- Short problem:
Every record here should be printed again exactly.
:: Raw data ::
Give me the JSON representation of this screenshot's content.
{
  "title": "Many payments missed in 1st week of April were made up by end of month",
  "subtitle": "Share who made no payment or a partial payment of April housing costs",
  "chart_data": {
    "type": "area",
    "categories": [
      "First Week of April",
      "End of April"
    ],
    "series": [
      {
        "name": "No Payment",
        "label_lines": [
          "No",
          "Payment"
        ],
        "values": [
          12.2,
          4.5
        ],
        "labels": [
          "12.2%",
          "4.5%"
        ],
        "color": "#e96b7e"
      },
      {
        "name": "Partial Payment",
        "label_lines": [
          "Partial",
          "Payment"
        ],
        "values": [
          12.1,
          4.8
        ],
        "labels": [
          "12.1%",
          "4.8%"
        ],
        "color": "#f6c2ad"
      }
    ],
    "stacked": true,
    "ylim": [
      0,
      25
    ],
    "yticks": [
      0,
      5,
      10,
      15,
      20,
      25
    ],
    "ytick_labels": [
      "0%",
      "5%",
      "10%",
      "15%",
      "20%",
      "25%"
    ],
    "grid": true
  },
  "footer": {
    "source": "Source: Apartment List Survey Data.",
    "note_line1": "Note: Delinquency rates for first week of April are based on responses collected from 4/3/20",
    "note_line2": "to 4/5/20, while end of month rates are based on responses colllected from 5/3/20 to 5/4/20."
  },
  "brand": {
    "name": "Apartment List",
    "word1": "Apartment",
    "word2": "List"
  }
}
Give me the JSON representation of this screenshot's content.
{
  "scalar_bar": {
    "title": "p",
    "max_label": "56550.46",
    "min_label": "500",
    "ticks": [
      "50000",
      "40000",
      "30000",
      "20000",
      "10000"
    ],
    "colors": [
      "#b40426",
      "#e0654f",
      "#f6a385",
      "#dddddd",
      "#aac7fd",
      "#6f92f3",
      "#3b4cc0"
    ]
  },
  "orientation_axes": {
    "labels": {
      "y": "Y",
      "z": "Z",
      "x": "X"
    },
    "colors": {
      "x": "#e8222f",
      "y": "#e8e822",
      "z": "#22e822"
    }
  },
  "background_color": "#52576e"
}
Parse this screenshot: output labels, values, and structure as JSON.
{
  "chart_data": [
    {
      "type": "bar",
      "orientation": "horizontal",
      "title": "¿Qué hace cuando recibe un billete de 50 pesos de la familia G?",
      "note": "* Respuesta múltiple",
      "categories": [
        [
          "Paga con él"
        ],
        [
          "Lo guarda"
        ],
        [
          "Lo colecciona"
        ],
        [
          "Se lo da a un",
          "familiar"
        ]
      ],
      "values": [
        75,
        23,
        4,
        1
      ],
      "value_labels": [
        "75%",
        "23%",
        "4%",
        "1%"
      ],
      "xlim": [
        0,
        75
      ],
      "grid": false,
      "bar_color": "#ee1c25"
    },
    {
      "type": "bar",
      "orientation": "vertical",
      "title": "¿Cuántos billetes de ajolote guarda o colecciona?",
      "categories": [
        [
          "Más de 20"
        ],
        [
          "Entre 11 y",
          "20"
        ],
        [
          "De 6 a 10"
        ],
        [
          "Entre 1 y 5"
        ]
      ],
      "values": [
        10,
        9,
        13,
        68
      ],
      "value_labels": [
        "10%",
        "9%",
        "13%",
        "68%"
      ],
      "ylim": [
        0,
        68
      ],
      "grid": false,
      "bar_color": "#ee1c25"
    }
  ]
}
:::
- Task result:
Give me the JSON representation of this screenshot's content.
{
  "title": "Many payments missed in 1st week of April were made up by end of month",
  "subtitle": "Share who made no payment or a partial payment of April housing costs",
  "chart_data": {
    "type": "area",
    "categories": [
      "First Week of April",
      "End of April"
    ],
    "series": [
      {
        "name": "No Payment",
        "label_lines": [
          "No",
          "Payment"
        ],
        "values": [
          12.2,
          4.5
        ],
        "labels": [
          "12.2%",
          "4.5%"
        ],
        "color": "#e96b7e"
      },
      {
        "name": "Partial Payment",
        "label_lines": [
          "Partial",
          "Payment"
        ],
        "values": [
          12.1,
          4.8
        ],
        "labels": [
          "12.1%",
          "4.8%"
        ],
        "color": "#f6c2ad"
      }
    ],
    "stacked": true,
    "ylim": [
      0,
      25
    ],
    "yticks": [
      0,
      5,
      10,
      15,
      20,
      25
    ],
    "ytick_labels": [
      "0%",
      "5%",
      "10%",
      "15%",
      "20%",
      "25%"
    ],
    "grid": true
  },
  "footer": {
    "source": "Source: Apartment List Survey Data.",
    "note_line1": "Note: Delinquency rates for first week of April are based on responses collected from 4/3/20",
    "note_line2": "to 4/5/20, while end of month rates are based on responses colllected from 5/3/20 to 5/4/20."
  },
  "brand": {
    "name": "Apartment List",
    "word1": "Apartment",
    "word2": "List"
  }
}
Give me the JSON representation of this screenshot's content.
{
  "scalar_bar": {
    "title": "p",
    "max_label": "56550.46",
    "min_label": "500",
    "ticks": [
      "50000",
      "40000",
      "30000",
      "20000",
      "10000"
    ],
    "colors": [
      "#b40426",
      "#e0654f",
      "#f6a385",
      "#dddddd",
      "#aac7fd",
      "#6f92f3",
      "#3b4cc0"
    ]
  },
  "orientation_axes": {
    "labels": {
      "y": "Y",
      "z": "Z",
      "x": "X"
    },
    "colors": {
      "x": "#e8222f",
      "y": "#e8e822",
      "z": "#22e822"
    }
  },
  "background_color": "#52576e"
}
Parse this screenshot: output labels, values, and structure as JSON.
{
  "chart_data": [
    {
      "type": "bar",
      "orientation": "horizontal",
      "title": "¿Qué hace cuando recibe un billete de 50 pesos de la familia G?",
      "note": "* Respuesta múltiple",
      "categories": [
        [
          "Paga con él"
        ],
        [
          "Lo guarda"
        ],
        [
          "Lo colecciona"
        ],
        [
          "Se lo da a un",
          "familiar"
        ]
      ],
      "values": [
        75,
        23,
        4,
        1
      ],
      "value_labels": [
        "75%",
        "23%",
        "4%",
        "1%"
      ],
      "xlim": [
        0,
        75
      ],
      "grid": false,
      "bar_color": "#ee1c25"
    },
    {
      "type": "bar",
      "orientation": "vertical",
      "title": "¿Cuántos billetes de ajolote guarda o colecciona?",
      "categories": [
        [
          "Más de 20"
        ],
        [
          "Entre 11 y",
          "20"
        ],
        [
          "De 6 a 10"
        ],
        [
          "Entre 1 y 5"
        ]
      ],
      "values": [
        10,
        9,
        13,
        68
      ],
      "value_labels": [
        "10%",
        "9%",
        "13%",
        "68%"
      ],
      "ylim": [
        0,
        68
      ],
      "grid": false,
      "bar_color": "#ee1c25"
    }
  ]
}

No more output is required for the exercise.